+++ SOURCE RECORDS +++
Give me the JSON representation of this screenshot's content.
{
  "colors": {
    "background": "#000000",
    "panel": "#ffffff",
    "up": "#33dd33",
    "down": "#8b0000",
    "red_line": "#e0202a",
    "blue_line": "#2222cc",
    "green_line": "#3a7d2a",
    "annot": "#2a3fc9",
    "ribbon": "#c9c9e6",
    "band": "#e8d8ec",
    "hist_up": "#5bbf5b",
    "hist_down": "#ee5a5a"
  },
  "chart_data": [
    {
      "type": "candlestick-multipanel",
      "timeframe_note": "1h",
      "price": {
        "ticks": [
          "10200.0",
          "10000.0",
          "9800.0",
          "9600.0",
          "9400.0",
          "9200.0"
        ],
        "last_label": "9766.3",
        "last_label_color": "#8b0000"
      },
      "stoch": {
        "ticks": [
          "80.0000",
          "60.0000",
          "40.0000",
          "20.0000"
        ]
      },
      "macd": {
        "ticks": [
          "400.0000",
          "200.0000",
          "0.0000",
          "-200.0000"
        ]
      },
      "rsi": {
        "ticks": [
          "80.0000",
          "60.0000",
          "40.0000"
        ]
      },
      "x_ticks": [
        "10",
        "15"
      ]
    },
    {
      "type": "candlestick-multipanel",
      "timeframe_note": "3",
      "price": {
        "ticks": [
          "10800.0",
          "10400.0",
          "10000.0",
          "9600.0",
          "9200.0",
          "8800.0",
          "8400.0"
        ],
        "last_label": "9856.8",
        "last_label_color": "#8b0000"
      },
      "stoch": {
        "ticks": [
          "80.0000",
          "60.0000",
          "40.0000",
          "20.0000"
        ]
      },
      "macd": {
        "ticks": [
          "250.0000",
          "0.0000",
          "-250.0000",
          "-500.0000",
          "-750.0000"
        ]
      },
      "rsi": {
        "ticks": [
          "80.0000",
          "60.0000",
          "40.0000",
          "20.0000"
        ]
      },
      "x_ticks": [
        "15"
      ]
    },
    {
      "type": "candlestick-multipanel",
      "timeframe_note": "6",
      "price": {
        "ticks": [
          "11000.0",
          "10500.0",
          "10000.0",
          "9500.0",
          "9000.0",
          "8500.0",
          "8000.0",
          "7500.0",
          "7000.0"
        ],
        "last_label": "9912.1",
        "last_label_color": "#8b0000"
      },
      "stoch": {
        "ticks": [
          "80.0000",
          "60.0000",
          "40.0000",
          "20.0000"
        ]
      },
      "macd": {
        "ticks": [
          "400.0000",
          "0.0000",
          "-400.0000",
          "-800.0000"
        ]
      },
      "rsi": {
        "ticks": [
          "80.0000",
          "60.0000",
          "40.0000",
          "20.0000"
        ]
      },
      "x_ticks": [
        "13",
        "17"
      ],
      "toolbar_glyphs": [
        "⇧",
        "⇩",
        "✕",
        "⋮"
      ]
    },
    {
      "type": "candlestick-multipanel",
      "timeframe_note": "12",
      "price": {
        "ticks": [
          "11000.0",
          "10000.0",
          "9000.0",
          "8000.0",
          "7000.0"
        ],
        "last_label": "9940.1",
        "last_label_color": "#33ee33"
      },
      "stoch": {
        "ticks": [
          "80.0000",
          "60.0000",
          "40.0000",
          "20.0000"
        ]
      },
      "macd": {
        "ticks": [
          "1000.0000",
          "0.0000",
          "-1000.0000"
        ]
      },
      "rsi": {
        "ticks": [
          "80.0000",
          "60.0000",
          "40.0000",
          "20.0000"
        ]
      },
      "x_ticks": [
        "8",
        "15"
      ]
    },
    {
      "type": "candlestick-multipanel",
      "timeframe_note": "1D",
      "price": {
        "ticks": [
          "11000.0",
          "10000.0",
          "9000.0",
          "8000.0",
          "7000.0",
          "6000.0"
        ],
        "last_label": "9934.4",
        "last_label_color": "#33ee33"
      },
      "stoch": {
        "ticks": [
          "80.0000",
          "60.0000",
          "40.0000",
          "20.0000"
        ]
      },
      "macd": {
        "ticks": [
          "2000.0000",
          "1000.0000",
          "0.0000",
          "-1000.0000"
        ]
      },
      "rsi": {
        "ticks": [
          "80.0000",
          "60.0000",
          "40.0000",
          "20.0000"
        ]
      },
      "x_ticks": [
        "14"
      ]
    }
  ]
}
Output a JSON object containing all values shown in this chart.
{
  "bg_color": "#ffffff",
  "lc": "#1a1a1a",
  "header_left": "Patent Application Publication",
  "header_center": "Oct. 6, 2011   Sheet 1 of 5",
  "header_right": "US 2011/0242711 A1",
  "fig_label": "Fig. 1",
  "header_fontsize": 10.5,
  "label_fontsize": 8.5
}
+++
◆ WHAT TO DO: From the listing above, collect each line in which the string "this" appears.

◆ RESULT OF THE TASK:
Give me the JSON representation of this screenshot's content.
Output a JSON object containing all values shown in this chart.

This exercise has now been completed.